Token Alignment and Component Architecture

Token alignment was the most technically demanding part of the work. The system used a layered token structure — primitive values feeding into semantic aliases, which fed into component-level decisions. Understanding where a visual change should be made required tracing the full chain before touching anything.

Several components had diverged between Figma and Storybook over time. Some were structural: variant names in Figma didn't match prop names in code, which made handoff ambiguous. Others were visual: spacing or color values had been updated in one place but not the other. The process of aligning these wasn't just cosmetic — it required understanding the intent behind each decision well enough to make the right reconciliation.

Component architecture decisions in the codebase reflected years of atomic thinking. Certain patterns that I might have approached differently as a solo designer — like deeply nested composition patterns or explicit default prop handling — made more sense in context. That was a useful recalibration: understanding why a system is structured the way it is before proposing changes to it.

[Page layout parsing rows]
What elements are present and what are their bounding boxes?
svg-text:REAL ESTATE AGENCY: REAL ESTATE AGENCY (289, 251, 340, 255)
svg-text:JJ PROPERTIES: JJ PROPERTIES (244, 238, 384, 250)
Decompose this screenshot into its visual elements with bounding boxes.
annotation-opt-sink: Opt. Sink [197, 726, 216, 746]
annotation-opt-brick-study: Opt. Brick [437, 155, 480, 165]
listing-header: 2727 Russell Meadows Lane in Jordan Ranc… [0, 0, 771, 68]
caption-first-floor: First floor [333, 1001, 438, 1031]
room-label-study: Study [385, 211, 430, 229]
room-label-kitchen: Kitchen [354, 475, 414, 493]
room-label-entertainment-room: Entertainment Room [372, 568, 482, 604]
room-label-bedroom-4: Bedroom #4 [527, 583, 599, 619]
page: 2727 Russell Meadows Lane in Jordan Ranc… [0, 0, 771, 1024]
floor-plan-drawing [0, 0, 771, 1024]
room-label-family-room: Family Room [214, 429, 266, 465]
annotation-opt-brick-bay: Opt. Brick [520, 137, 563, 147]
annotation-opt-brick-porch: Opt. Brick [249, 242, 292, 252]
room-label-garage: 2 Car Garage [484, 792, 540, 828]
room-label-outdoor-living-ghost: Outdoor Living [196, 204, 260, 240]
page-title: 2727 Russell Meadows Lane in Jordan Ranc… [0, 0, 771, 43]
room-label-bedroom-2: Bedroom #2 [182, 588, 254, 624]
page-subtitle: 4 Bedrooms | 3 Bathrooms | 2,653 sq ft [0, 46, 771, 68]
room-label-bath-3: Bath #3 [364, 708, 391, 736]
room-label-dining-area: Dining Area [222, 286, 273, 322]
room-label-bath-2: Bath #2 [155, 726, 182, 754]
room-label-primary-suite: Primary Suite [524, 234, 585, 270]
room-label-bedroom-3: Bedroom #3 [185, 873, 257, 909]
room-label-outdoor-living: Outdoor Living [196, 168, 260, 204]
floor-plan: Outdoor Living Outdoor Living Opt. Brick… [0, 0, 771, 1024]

What is needed - In the token alignment text, can you give the stretch from "Several components had" through "the right reconciliation." again, switching "handoff" for "collaboration"?

Answer to this problem -
Several components had diverged between Figma and Storybook over time. Some were structural: variant names in Figma didn't match prop names in code, which made collaboration ambiguous. Others were visual: spacing or color values had been updated in one place but not the other. The process of aligning these wasn't just cosmetic — it required understanding the intent behind each decision well enough to make the right reconciliation.